[Listings of boxed layout elements]
==============================

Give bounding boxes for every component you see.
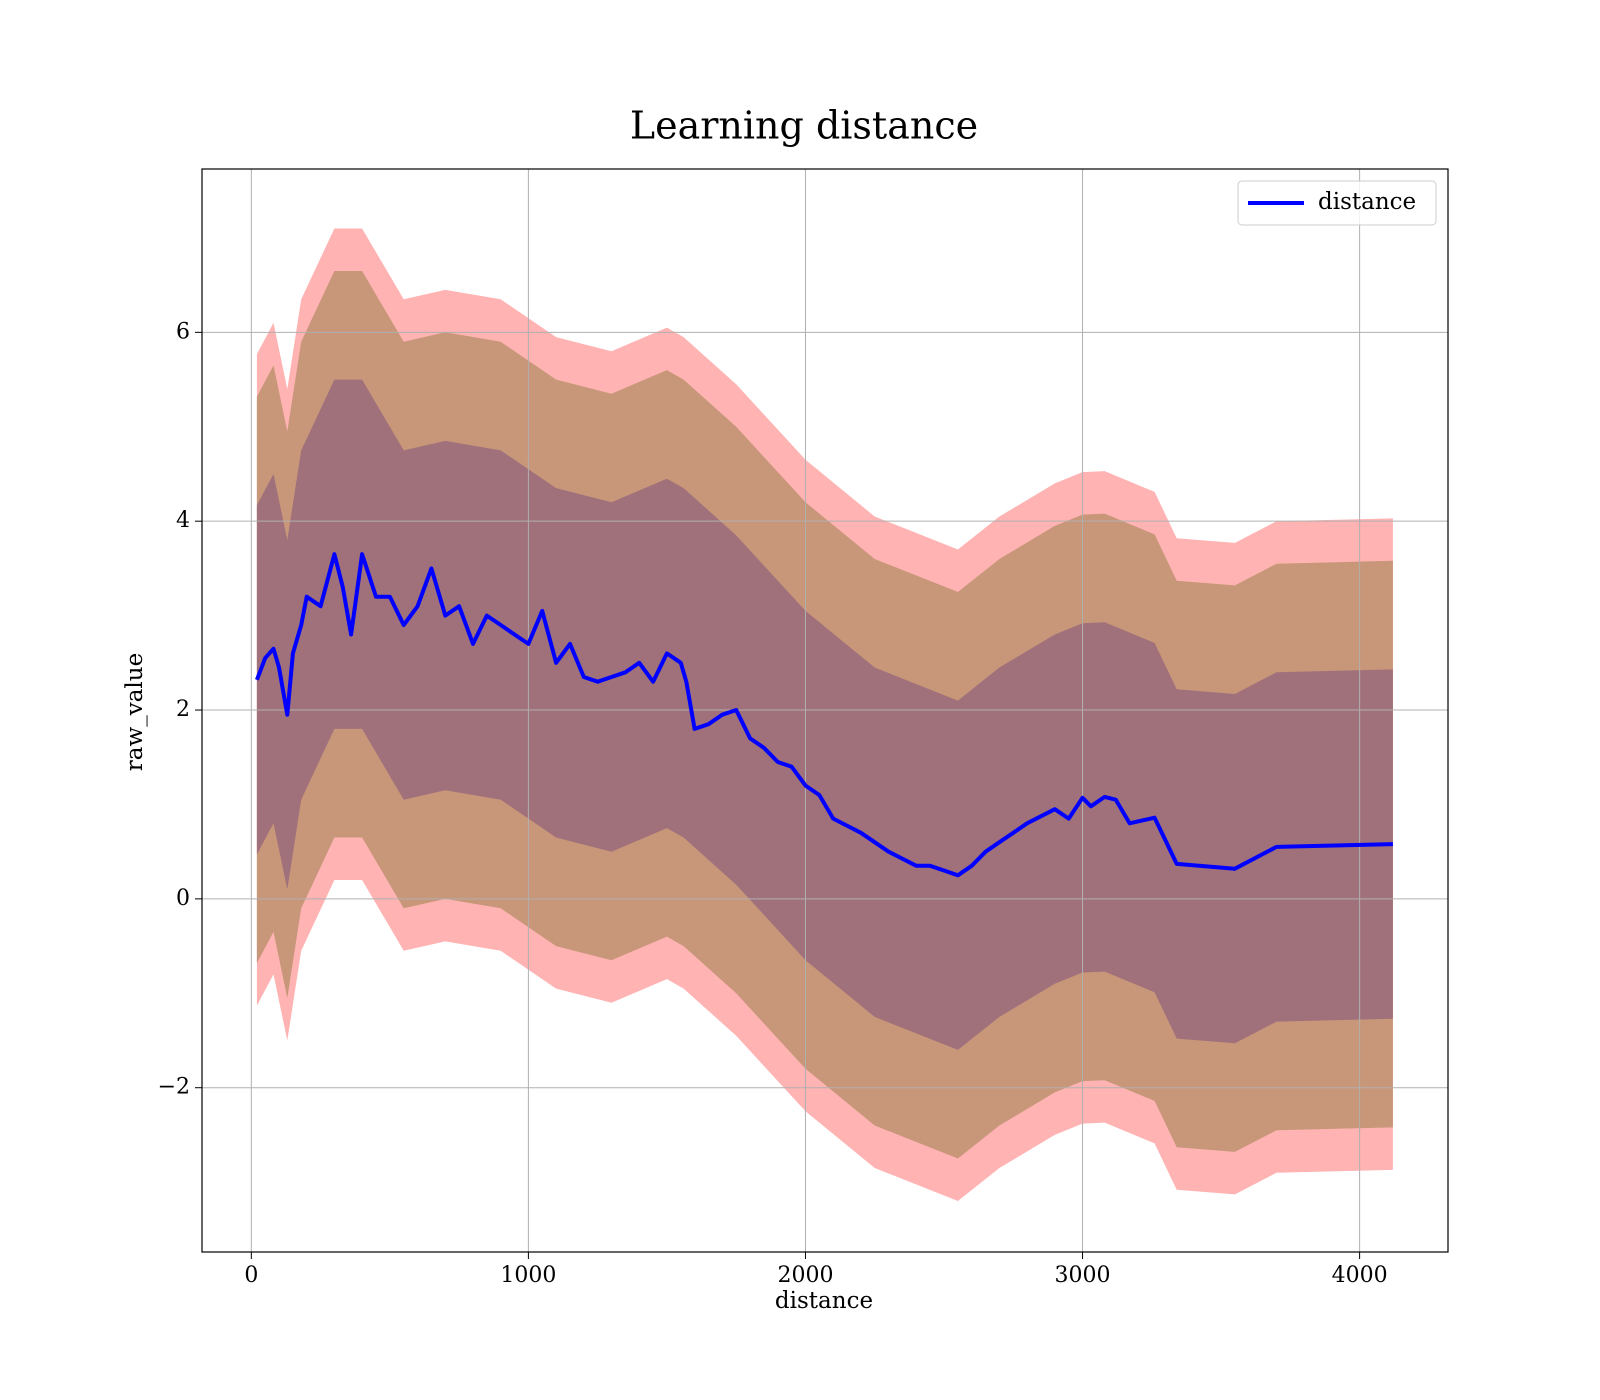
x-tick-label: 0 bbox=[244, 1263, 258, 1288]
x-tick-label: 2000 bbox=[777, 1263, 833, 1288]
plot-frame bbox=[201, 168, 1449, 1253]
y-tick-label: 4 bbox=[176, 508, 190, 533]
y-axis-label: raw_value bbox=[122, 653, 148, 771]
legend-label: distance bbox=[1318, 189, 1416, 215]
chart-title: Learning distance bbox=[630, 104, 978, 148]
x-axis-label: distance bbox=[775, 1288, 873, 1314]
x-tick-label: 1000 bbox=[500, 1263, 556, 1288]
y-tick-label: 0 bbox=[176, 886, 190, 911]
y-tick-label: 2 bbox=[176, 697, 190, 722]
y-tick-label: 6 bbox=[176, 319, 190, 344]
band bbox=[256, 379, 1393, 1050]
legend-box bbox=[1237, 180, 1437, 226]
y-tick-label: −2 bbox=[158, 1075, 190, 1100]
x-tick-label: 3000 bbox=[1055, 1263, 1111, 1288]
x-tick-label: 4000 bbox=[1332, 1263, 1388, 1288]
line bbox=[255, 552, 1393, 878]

==============================

(Stated problem):
Please reproduce only the lines from the one containing "x-tick-label: 0 bbox=[244, 1263, 258, 1288]" through the last line, swapping "plot-frame" for "plot-area" and keeping everything else unchanged.

(Correct answer):
x-tick-label: 0 bbox=[244, 1263, 258, 1288]
x-tick-label: 2000 bbox=[777, 1263, 833, 1288]
plot-area bbox=[201, 168, 1449, 1253]
y-tick-label: 4 bbox=[176, 508, 190, 533]
y-axis-label: raw_value bbox=[122, 653, 148, 771]
legend-label: distance bbox=[1318, 189, 1416, 215]
chart-title: Learning distance bbox=[630, 104, 978, 148]
x-axis-label: distance bbox=[775, 1288, 873, 1314]
x-tick-label: 1000 bbox=[500, 1263, 556, 1288]
y-tick-label: 0 bbox=[176, 886, 190, 911]
y-tick-label: 2 bbox=[176, 697, 190, 722]
y-tick-label: 6 bbox=[176, 319, 190, 344]
band bbox=[256, 379, 1393, 1050]
legend-box bbox=[1237, 180, 1437, 226]
y-tick-label: −2 bbox=[158, 1075, 190, 1100]
x-tick-label: 3000 bbox=[1055, 1263, 1111, 1288]
x-tick-label: 4000 bbox=[1332, 1263, 1388, 1288]
line bbox=[255, 552, 1393, 878]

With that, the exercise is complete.